## start

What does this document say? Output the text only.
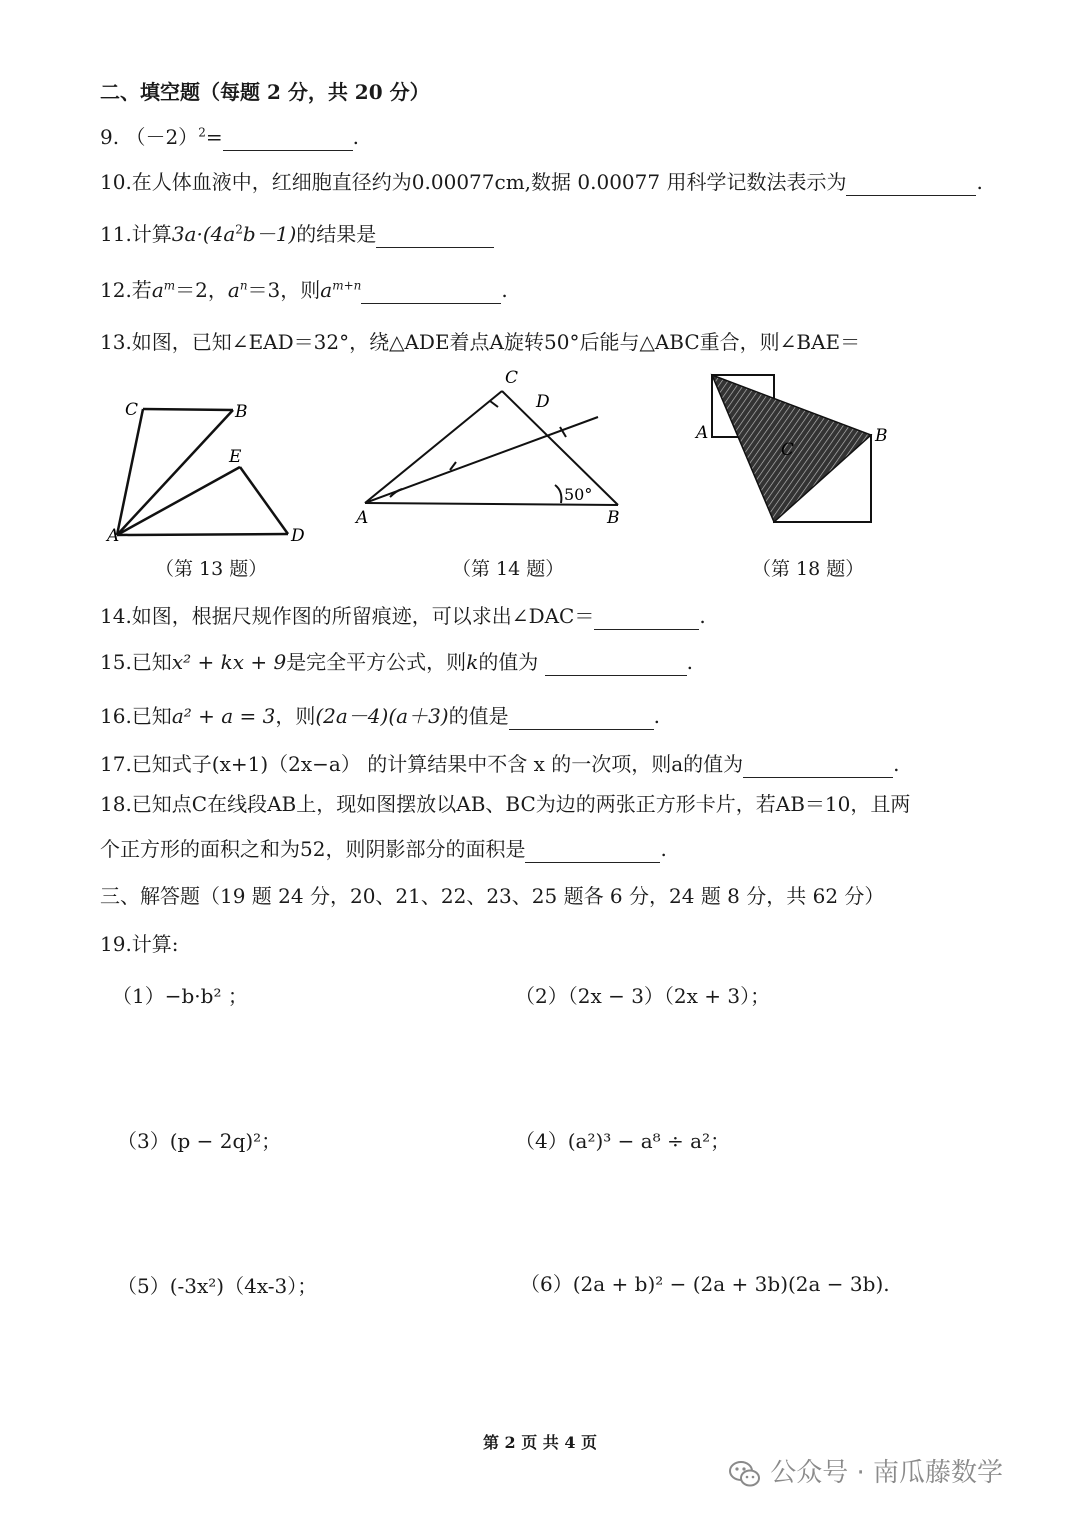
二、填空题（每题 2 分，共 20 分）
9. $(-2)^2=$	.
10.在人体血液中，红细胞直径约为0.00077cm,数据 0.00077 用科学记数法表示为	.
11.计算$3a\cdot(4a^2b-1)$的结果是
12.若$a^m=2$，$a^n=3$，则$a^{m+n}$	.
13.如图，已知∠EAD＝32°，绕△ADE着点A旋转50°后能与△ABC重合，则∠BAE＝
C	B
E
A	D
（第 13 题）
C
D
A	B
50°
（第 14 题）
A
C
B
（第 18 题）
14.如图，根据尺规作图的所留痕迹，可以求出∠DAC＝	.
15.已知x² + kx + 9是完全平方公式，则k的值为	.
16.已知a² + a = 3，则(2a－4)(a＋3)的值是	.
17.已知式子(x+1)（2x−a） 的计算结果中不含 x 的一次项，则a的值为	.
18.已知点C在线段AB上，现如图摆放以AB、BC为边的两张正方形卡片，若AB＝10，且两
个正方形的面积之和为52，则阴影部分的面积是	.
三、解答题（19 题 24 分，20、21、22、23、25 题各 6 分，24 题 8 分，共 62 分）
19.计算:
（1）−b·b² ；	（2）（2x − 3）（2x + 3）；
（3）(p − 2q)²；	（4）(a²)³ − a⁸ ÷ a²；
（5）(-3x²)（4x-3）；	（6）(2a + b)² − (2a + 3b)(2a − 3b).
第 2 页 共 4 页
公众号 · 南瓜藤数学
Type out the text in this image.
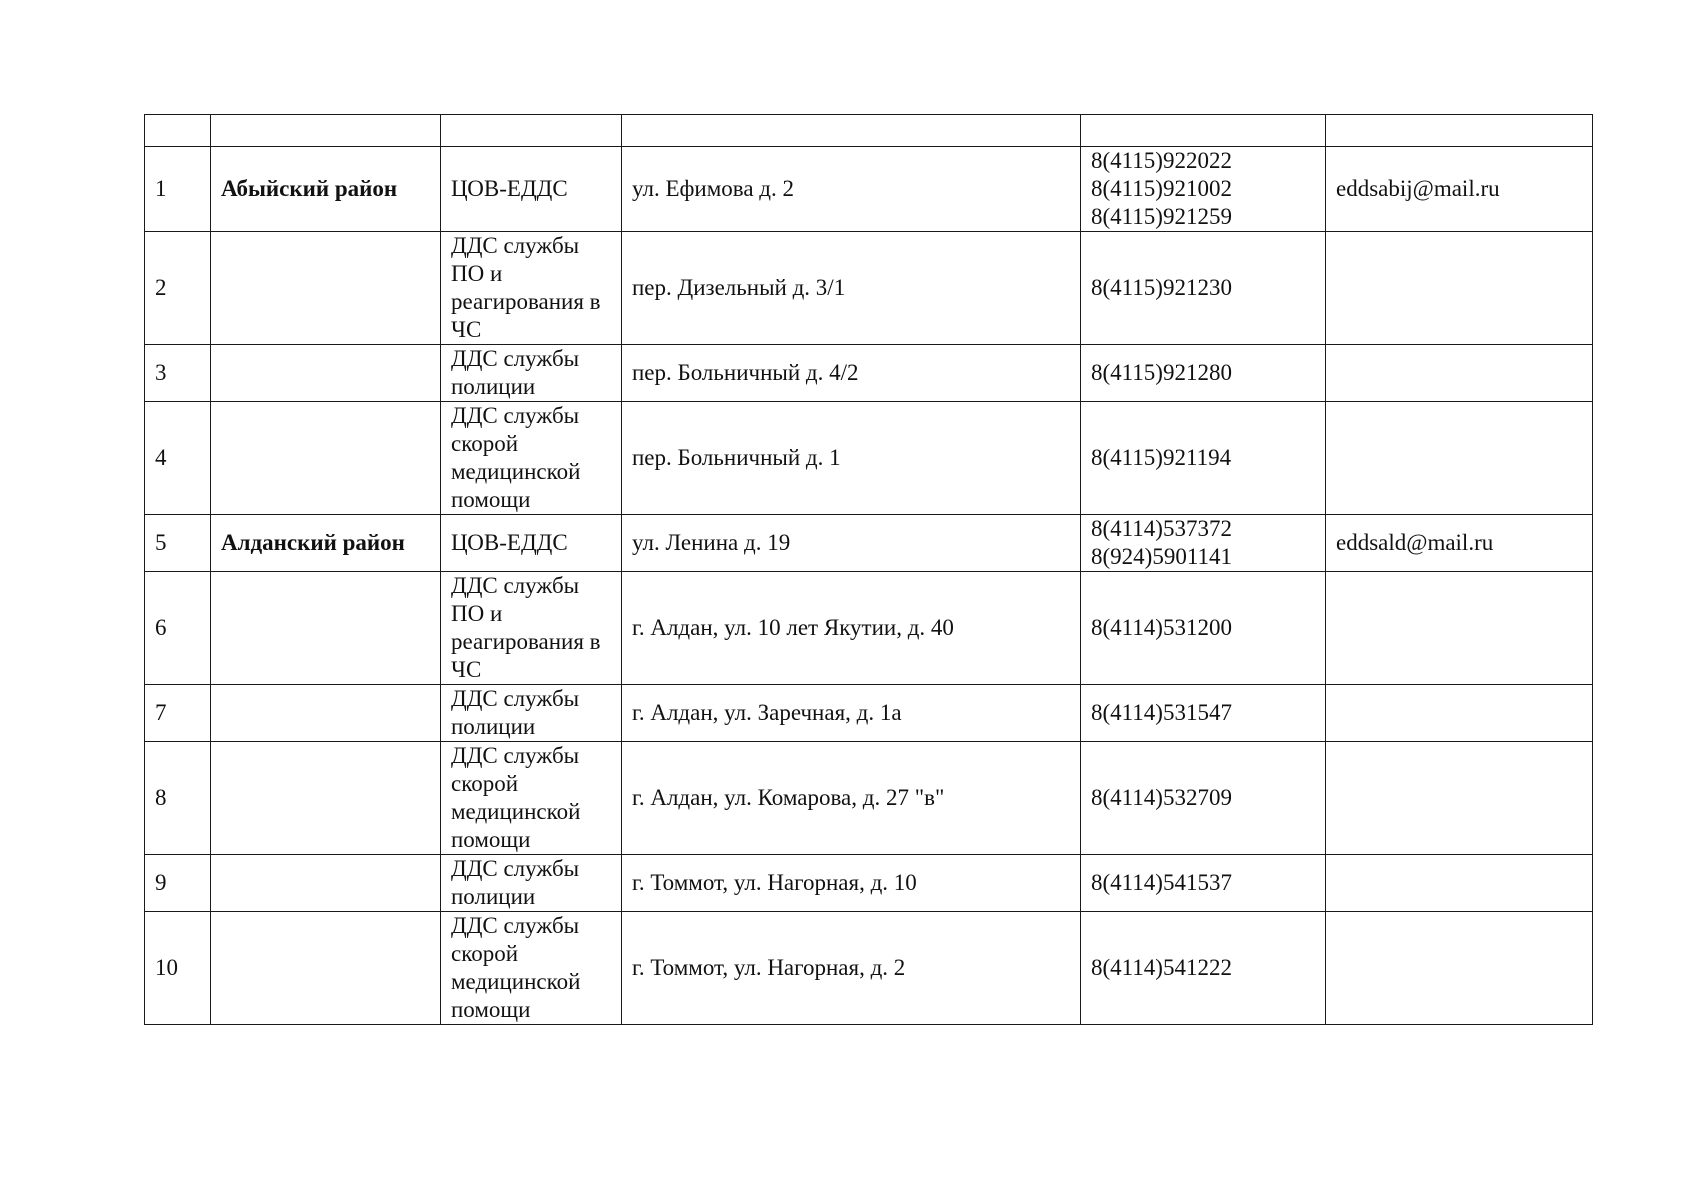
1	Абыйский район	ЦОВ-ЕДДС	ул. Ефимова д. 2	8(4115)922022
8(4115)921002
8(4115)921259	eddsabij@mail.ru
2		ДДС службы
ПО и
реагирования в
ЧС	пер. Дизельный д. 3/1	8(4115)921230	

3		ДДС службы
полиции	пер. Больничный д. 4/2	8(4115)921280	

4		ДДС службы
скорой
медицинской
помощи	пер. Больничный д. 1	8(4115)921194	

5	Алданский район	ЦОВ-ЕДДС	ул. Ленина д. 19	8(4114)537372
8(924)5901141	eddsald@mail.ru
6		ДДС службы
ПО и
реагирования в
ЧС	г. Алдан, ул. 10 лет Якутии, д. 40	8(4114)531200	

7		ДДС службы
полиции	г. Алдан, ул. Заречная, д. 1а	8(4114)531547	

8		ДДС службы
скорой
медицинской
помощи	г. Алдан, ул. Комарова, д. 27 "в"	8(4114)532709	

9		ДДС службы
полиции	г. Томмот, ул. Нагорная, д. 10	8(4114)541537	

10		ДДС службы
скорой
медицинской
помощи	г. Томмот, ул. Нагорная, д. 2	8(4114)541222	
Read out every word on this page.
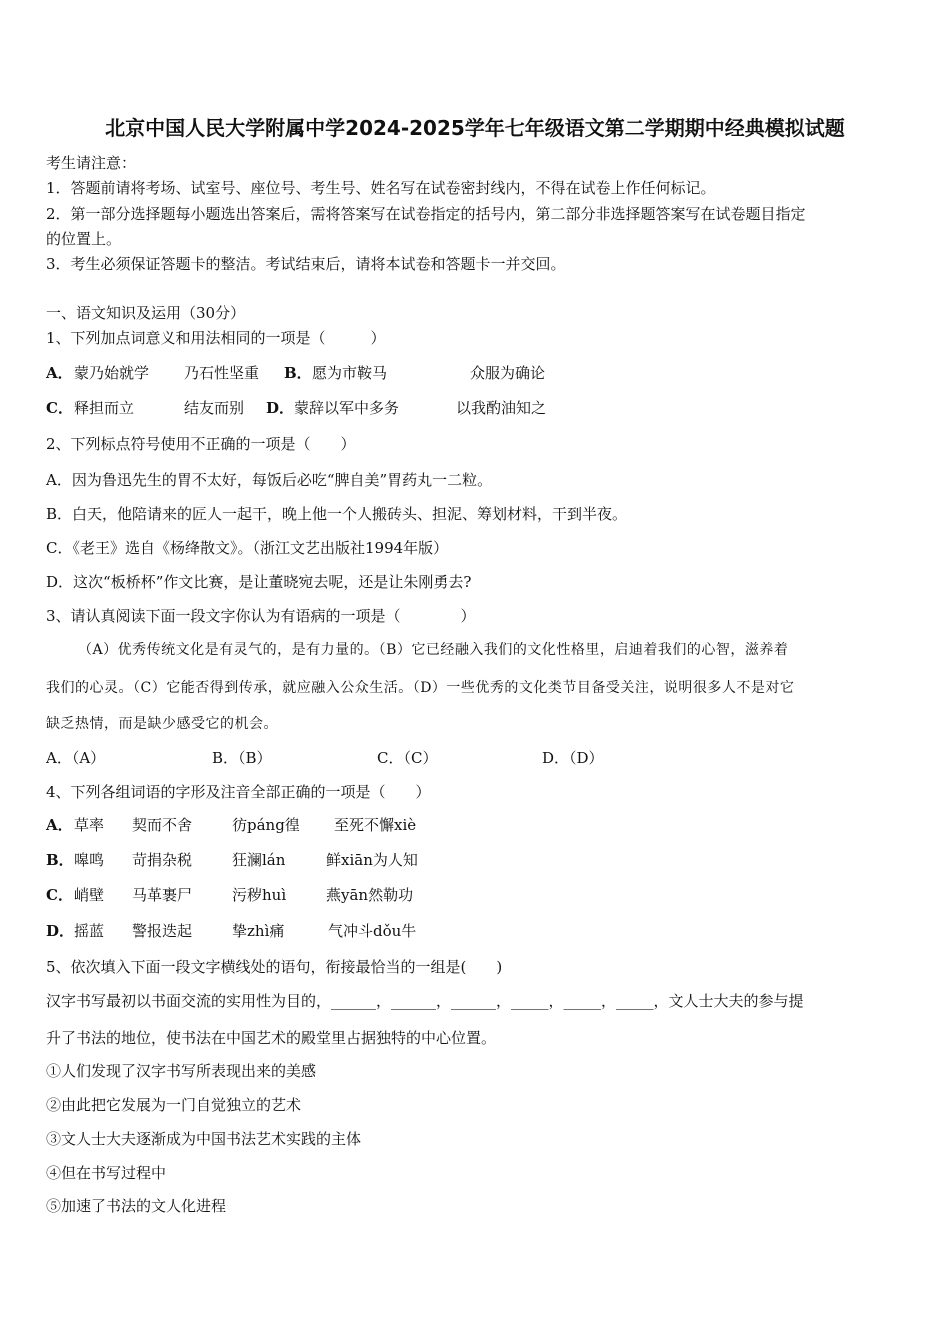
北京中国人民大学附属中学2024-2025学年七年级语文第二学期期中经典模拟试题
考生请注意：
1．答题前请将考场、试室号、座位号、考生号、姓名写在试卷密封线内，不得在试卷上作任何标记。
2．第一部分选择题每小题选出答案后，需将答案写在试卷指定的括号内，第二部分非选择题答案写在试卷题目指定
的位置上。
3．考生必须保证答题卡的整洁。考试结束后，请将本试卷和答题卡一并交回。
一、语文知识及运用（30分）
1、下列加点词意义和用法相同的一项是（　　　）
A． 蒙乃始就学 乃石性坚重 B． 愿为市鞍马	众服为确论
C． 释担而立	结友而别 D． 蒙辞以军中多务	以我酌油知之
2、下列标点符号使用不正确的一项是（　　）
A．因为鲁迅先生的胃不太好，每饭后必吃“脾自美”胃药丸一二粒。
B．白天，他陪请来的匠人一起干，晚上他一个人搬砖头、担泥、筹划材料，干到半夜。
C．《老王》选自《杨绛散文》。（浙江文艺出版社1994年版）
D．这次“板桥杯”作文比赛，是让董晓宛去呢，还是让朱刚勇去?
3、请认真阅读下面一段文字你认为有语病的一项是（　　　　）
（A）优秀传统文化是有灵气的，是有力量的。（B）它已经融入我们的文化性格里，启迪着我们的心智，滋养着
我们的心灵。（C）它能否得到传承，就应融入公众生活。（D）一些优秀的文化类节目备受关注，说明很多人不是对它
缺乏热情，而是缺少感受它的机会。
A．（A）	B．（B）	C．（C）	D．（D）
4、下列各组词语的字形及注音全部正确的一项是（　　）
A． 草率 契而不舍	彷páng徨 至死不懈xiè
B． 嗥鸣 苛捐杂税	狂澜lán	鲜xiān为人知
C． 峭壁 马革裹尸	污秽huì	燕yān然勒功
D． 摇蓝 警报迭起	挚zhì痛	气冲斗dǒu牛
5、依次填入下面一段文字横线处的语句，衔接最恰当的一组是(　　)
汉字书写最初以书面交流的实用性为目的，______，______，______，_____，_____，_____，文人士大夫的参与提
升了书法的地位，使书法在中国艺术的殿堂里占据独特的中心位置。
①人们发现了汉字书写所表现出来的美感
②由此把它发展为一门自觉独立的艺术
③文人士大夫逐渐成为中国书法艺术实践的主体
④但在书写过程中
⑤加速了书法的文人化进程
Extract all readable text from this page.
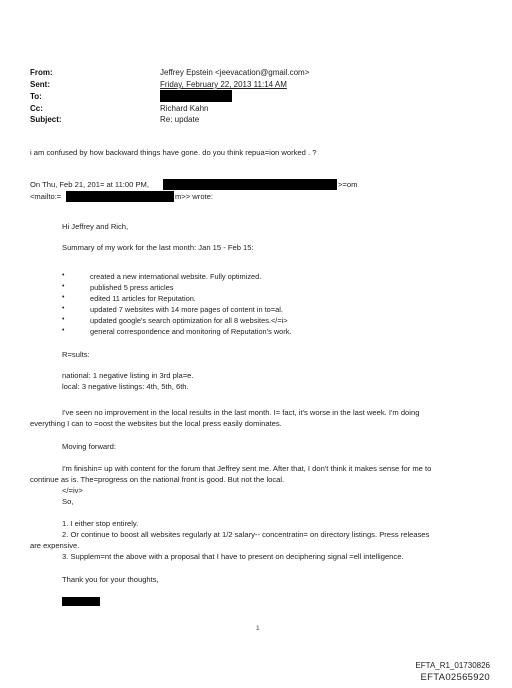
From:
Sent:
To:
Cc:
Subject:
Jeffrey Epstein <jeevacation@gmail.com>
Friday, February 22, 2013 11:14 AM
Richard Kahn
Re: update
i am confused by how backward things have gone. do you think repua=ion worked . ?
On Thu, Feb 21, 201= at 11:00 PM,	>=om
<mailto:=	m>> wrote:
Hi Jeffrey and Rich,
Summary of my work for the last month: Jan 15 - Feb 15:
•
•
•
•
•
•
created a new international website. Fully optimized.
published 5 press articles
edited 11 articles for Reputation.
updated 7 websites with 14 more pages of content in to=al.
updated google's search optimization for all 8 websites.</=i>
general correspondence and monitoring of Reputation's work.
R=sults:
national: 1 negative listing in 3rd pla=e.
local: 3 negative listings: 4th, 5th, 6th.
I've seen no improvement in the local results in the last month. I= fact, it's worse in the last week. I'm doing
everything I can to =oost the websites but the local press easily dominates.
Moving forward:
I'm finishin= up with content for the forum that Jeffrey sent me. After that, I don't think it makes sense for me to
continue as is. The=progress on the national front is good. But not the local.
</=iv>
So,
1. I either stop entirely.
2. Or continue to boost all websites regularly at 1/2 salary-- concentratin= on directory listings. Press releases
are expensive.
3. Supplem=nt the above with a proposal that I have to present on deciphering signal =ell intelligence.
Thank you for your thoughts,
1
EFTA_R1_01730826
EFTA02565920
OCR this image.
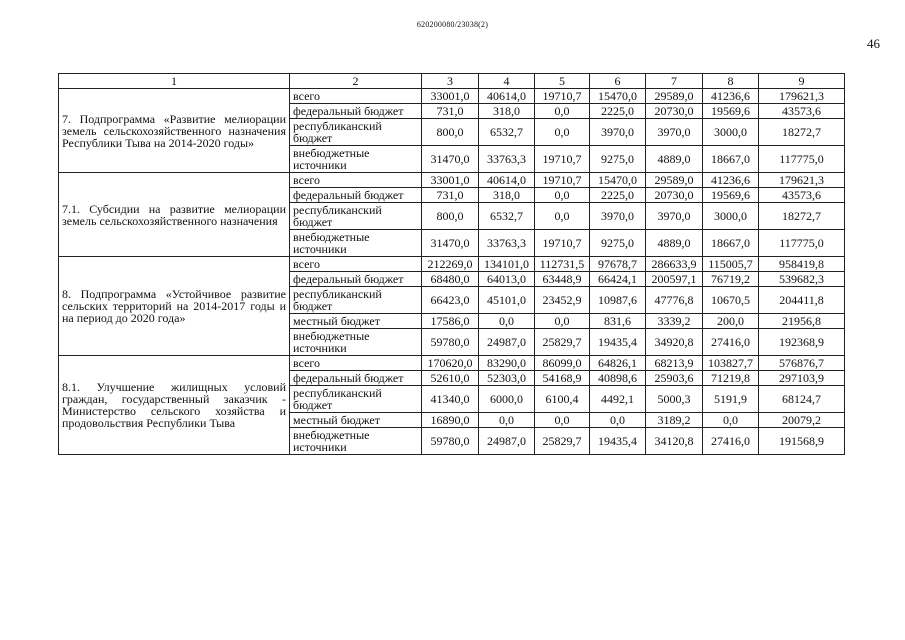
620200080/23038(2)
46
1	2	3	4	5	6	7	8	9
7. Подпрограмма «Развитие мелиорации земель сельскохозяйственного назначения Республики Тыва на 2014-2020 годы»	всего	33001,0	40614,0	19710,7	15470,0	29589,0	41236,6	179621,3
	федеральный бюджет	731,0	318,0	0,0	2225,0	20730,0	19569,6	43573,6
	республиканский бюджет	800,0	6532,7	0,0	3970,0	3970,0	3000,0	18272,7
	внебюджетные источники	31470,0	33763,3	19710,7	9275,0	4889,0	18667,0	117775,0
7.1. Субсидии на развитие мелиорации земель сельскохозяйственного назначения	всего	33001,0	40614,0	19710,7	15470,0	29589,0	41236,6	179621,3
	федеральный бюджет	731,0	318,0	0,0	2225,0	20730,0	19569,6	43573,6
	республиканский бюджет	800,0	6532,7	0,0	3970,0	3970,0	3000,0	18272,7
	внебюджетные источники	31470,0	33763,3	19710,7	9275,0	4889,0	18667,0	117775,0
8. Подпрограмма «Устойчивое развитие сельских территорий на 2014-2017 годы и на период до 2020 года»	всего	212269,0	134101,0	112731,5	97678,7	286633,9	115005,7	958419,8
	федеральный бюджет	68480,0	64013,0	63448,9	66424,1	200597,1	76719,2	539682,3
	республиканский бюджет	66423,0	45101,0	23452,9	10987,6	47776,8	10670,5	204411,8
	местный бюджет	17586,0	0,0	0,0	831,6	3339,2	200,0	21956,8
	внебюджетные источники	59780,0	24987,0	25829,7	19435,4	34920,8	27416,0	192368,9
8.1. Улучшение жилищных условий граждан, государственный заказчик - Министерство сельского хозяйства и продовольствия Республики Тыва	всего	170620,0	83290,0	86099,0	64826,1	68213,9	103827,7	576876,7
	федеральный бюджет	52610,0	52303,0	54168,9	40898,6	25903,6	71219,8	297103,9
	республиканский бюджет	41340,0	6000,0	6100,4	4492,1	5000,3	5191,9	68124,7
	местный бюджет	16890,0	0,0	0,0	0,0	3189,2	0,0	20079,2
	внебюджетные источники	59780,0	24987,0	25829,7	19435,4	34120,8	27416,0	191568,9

## end

_Written exercise_
Select and copy every line of the listing with the word "службы".

_Task answer_
2		ДДС службы
3		ДДС службы
4		ДДС службы
6		ДДС службы
7		ДДС службы
8		ДДС службы
9		ДДС службы
10		ДДС службы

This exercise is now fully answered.